■ **OBJECTIVE**
Please set down all the lines beneath this one exactly, without the pictures.

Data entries

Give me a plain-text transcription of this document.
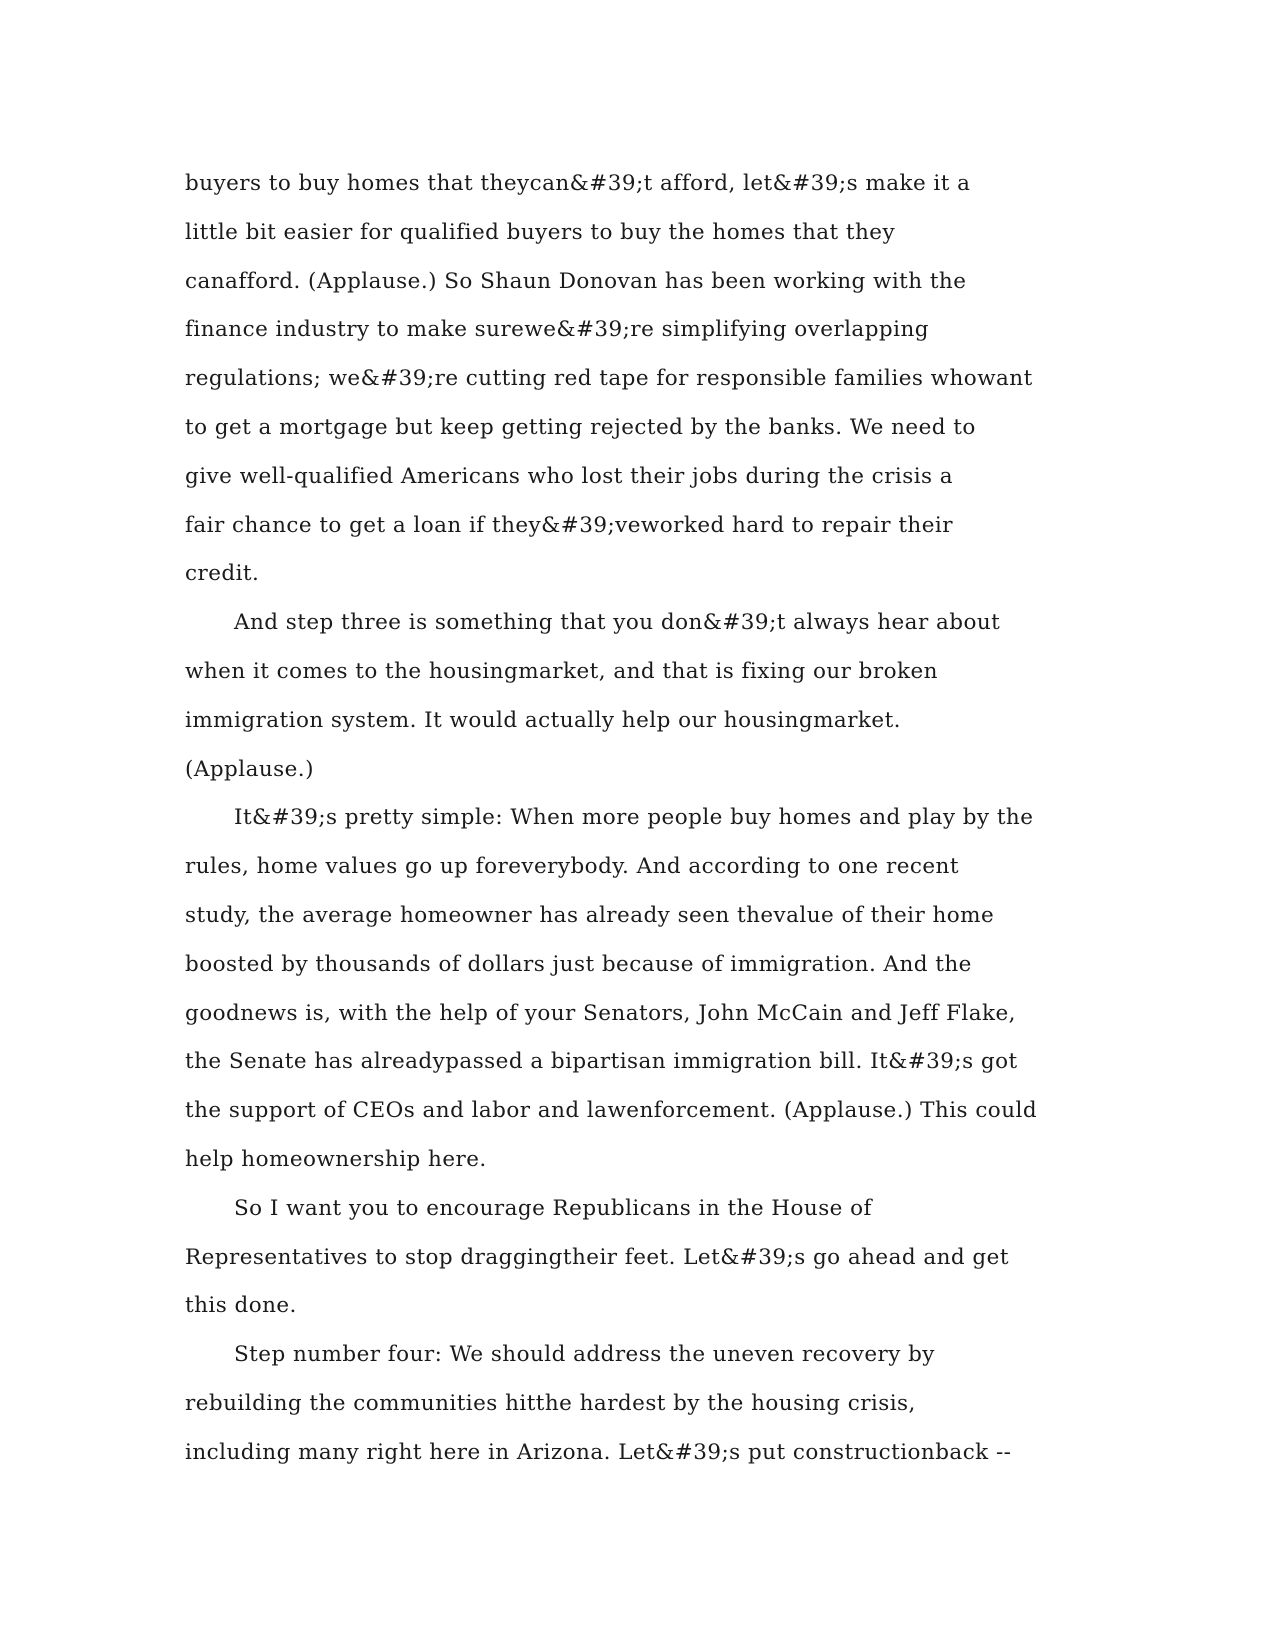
buyers to buy homes that theycan&#39;t afford, let&#39;s make it a
little bit easier for qualified buyers to buy the homes that they
canafford. (Applause.) So Shaun Donovan has been working with the
finance industry to make surewe&#39;re simplifying overlapping
regulations; we&#39;re cutting red tape for responsible families whowant
to get a mortgage but keep getting rejected by the banks. We need to
give well-qualified Americans who lost their jobs during the crisis a
fair chance to get a loan if they&#39;veworked hard to repair their
credit.
And step three is something that you don&#39;t always hear about
when it comes to the housingmarket, and that is fixing our broken
immigration system. It would actually help our housingmarket.
(Applause.)
It&#39;s pretty simple: When more people buy homes and play by the
rules, home values go up foreverybody. And according to one recent
study, the average homeowner has already seen thevalue of their home
boosted by thousands of dollars just because of immigration. And the
goodnews is, with the help of your Senators, John McCain and Jeff Flake,
the Senate has alreadypassed a bipartisan immigration bill. It&#39;s got
the support of CEOs and labor and lawenforcement. (Applause.) This could
help homeownership here.
So I want you to encourage Republicans in the House of
Representatives to stop draggingtheir feet. Let&#39;s go ahead and get
this done.
Step number four: We should address the uneven recovery by
rebuilding the communities hitthe hardest by the housing crisis,
including many right here in Arizona. Let&#39;s put constructionback --
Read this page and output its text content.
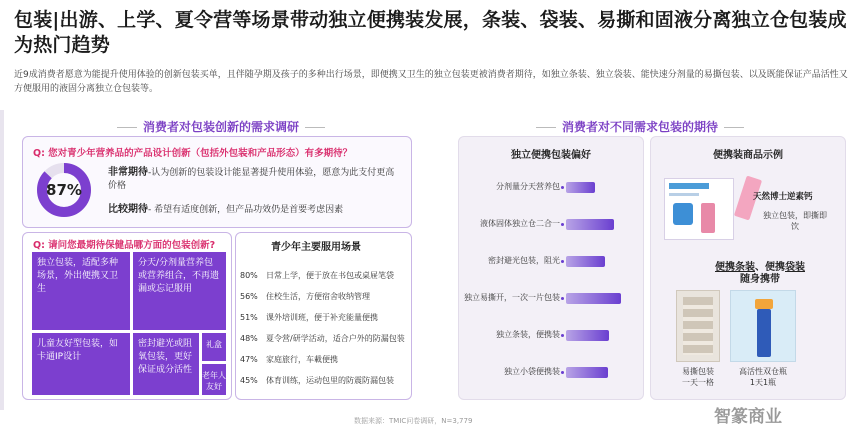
包装|出游、上学、夏令营等场景带动独立便携装发展，条装、袋装、易撕和固液分离独立仓包装成为热门趋势
近9成消费者愿意为能提升使用体验的创新包装买单，且伴随孕期及孩子的多种出行场景，即便携又卫生的独立包装更被消费者期待，如独立条装、独立袋装、能快速分剂量的易撕包装、以及既能保证产品活性又方便服用的液固分离独立仓包装等。
消费者对包装创新的需求调研
Q: 您对青少年营养品的产品设计创新（包括外包装和产品形态）有多期待？
87%
非常期待-认为创新的包装设计能显著提升使用体验，愿意为此支付更高价格
比较期待- 希望有适度创新，但产品功效仍是首要考虑因素
Q: 请问您最期待保健品哪方面的包装创新?
独立包装，适配多种场景，外出便携又卫生
分天/分剂量营养包或营养组合，不再遗漏或忘记服用
儿童友好型包装，如卡通IP设计
密封避光或阻氧包装，更好保证成分活性
礼盒
老年人友好
青少年主要服用场景
80% 日常上学，便于放在书包或桌屉笔袋
56% 住校生活，方便宿舍收纳管理
51% 课外培训班，便于补充能量便携
48% 夏令营/研学活动，适合户外的防漏包装
47% 家庭旅行，车載便携
45% 体育训练，运动包里的防震防漏包装
消费者对不同需求包装的期待
独立便携包装偏好
分剂量分天营养包
液体固体独立仓二合一
密封避光包装，阻光
独立易撕开，一次一片包装
独立条装，便携装
独立小袋便携装
便携装商品示例
天然博士逆素钙
独立包装，即撕即饮
便携条装、便携袋装
随身携带
易撕包装
一天一格
高活性双仓瓶
1天1瓶
数据来源：TMIC问卷调研，N=3,779	智篆商业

■ **RESPONSE**
Give me a plain-text transcription of this document.
buyers to buy homes that theycan&#39;t afford, let&#39;s make it a
little bit easier for qualified buyers to buy the homes that they
canafford. (Applause.) So Shaun Donovan has been working with the
finance industry to make surewe&#39;re simplifying overlapping
regulations; we&#39;re cutting red tape for responsible families whowant
to get a mortgage but keep getting rejected by the banks. We need to
give well-qualified Americans who lost their jobs during the crisis a
fair chance to get a loan if they&#39;veworked hard to repair their
credit.
And step three is something that you don&#39;t always hear about
when it comes to the housingmarket, and that is fixing our broken
immigration system. It would actually help our housingmarket.
(Applause.)
It&#39;s pretty simple: When more people buy homes and play by the
rules, home values go up foreverybody. And according to one recent
study, the average homeowner has already seen thevalue of their home
boosted by thousands of dollars just because of immigration. And the
goodnews is, with the help of your Senators, John McCain and Jeff Flake,
the Senate has alreadypassed a bipartisan immigration bill. It&#39;s got
the support of CEOs and labor and lawenforcement. (Applause.) This could
help homeownership here.
So I want you to encourage Republicans in the House of
Representatives to stop draggingtheir feet. Let&#39;s go ahead and get
this done.
Step number four: We should address the uneven recovery by
rebuilding the communities hitthe hardest by the housing crisis,
including many right here in Arizona. Let&#39;s put constructionback --
Read this page and output its text content.
包装|出游、上学、夏令营等场景带动独立便携装发展，条装、袋装、易撕和固液分离独立仓包装成为热门趋势
近9成消费者愿意为能提升使用体验的创新包装买单，且伴随孕期及孩子的多种出行场景，即便携又卫生的独立包装更被消费者期待，如独立条装、独立袋装、能快速分剂量的易撕包装、以及既能保证产品活性又方便服用的液固分离独立仓包装等。
消费者对包装创新的需求调研
Q: 您对青少年营养品的产品设计创新（包括外包装和产品形态）有多期待？
87%
非常期待-认为创新的包装设计能显著提升使用体验，愿意为此支付更高价格
比较期待- 希望有适度创新，但产品功效仍是首要考虑因素
Q: 请问您最期待保健品哪方面的包装创新?
独立包装，适配多种场景，外出便携又卫生
分天/分剂量营养包或营养组合，不再遗漏或忘记服用
儿童友好型包装，如卡通IP设计
密封避光或阻氧包装，更好保证成分活性
礼盒
老年人友好
青少年主要服用场景
80% 日常上学，便于放在书包或桌屉笔袋
56% 住校生活，方便宿舍收纳管理
51% 课外培训班，便于补充能量便携
48% 夏令营/研学活动，适合户外的防漏包装
47% 家庭旅行，车載便携
45% 体育训练，运动包里的防震防漏包装
消费者对不同需求包装的期待
独立便携包装偏好
分剂量分天营养包
液体固体独立仓二合一
密封避光包装，阻光
独立易撕开，一次一片包装
独立条装，便携装
独立小袋便携装
便携装商品示例
天然博士逆素钙
独立包装，即撕即饮
便携条装、便携袋装
随身携带
易撕包装
一天一格
高活性双仓瓶
1天1瓶
数据来源：TMIC问卷调研，N=3,779	智篆商业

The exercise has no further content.